**DATA FOR THIS EXERCISE:**
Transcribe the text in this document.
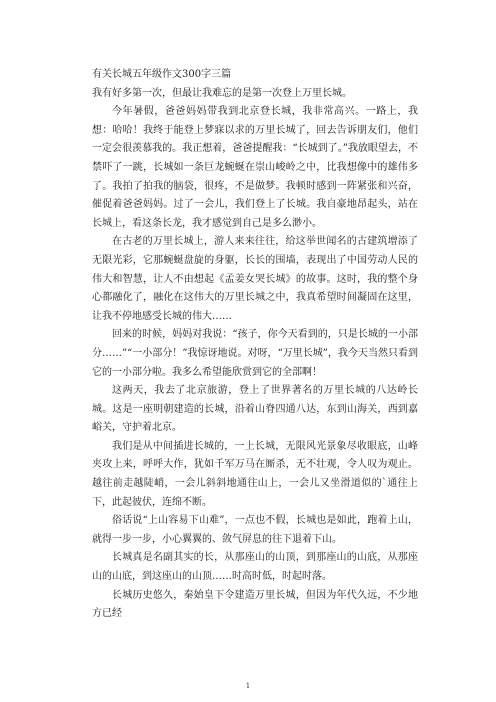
有关长城五年级作文300字三篇

我有好多第一次，但最让我难忘的是第一次登上万里长城。

今年暑假，爸爸妈妈带我到北京登长城，我非常高兴。一路上，我想：哈哈！我终于能登上梦寐以求的万里长城了，回去告诉朋友们，他们一定会很羡慕我的。我正想着，爸爸提醒我：“长城到了。”我放眼望去，不禁吓了一跳，长城如一条巨龙蜿蜒在崇山峻岭之中，比我想像中的雄伟多了。我拍了拍我的脑袋，很疼，不是做梦。我顿时感到一阵紧张和兴奋，催促着爸爸妈妈。过了一会儿，我们登上了长城。我自豪地昂起头，站在长城上，看这条长龙，我才感觉到自己是多么渺小。

在古老的万里长城上，游人来来往往，给这举世闻名的古建筑增添了无限光彩，它那蜿蜒盘旋的身躯，长长的围墙，表现出了中国劳动人民的伟大和智慧，让人不由想起《孟姜女哭长城》的故事。这时，我的整个身心都融化了，融化在这伟大的万里长城之中，我真希望时间凝固在这里，让我不停地感受长城的伟大……

回来的时候，妈妈对我说：“孩子，你今天看到的，只是长城的一小部分……”“一小部分！”我惊讶地说。对呀，“万里长城”，我今天当然只看到它的一小部分啦。我多么希望能欣赏到它的全部啊！

这两天，我去了北京旅游，登上了世界著名的万里长城的八达岭长城。这是一座明朝建造的长城，沿着山脊四通八达，东到山海关，西到嘉峪关，守护着北京。

我们是从中间插进长城的，一上长城，无限风光景象尽收眼底，山峰夹攻上来，呼呼大作，犹如千军万马在厮杀，无不壮观，令人叹为观止。越往前走越陡峭，一会儿斜斜地通往山上，一会儿又坐滑道似的`通往上下，此起彼伏，连绵不断。

俗话说“上山容易下山难”，一点也不假，长城也是如此，跑着上山，就得一步一步，小心翼翼的、敛气屏息的往下退着下山。

长城真是名副其实的长，从那座山的山顶，到那座山的山底，从那座山的山底，到这座山的山顶……时高时低，时起时落。

长城历史悠久，秦始皇下令建造万里长城，但因为年代久远，不少地方已经

1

**SET EXERCISE:**
Omit the pictures and reproduce the listing exactly.

**SOLUTION TO THE EXERCISE:**
Transcribe the text in this document.
有关长城五年级作文300字三篇

我有好多第一次，但最让我难忘的是第一次登上万里长城。

今年暑假，爸爸妈妈带我到北京登长城，我非常高兴。一路上，我想：哈哈！我终于能登上梦寐以求的万里长城了，回去告诉朋友们，他们一定会很羡慕我的。我正想着，爸爸提醒我：“长城到了。”我放眼望去，不禁吓了一跳，长城如一条巨龙蜿蜒在崇山峻岭之中，比我想像中的雄伟多了。我拍了拍我的脑袋，很疼，不是做梦。我顿时感到一阵紧张和兴奋，催促着爸爸妈妈。过了一会儿，我们登上了长城。我自豪地昂起头，站在长城上，看这条长龙，我才感觉到自己是多么渺小。

在古老的万里长城上，游人来来往往，给这举世闻名的古建筑增添了无限光彩，它那蜿蜒盘旋的身躯，长长的围墙，表现出了中国劳动人民的伟大和智慧，让人不由想起《孟姜女哭长城》的故事。这时，我的整个身心都融化了，融化在这伟大的万里长城之中，我真希望时间凝固在这里，让我不停地感受长城的伟大……

回来的时候，妈妈对我说：“孩子，你今天看到的，只是长城的一小部分……”“一小部分！”我惊讶地说。对呀，“万里长城”，我今天当然只看到它的一小部分啦。我多么希望能欣赏到它的全部啊！

这两天，我去了北京旅游，登上了世界著名的万里长城的八达岭长城。这是一座明朝建造的长城，沿着山脊四通八达，东到山海关，西到嘉峪关，守护着北京。

我们是从中间插进长城的，一上长城，无限风光景象尽收眼底，山峰夹攻上来，呼呼大作，犹如千军万马在厮杀，无不壮观，令人叹为观止。越往前走越陡峭，一会儿斜斜地通往山上，一会儿又坐滑道似的`通往上下，此起彼伏，连绵不断。

俗话说“上山容易下山难”，一点也不假，长城也是如此，跑着上山，就得一步一步，小心翼翼的、敛气屏息的往下退着下山。

长城真是名副其实的长，从那座山的山顶，到那座山的山底，从那座山的山底，到这座山的山顶……时高时低，时起时落。

长城历史悠久，秦始皇下令建造万里长城，但因为年代久远，不少地方已经

1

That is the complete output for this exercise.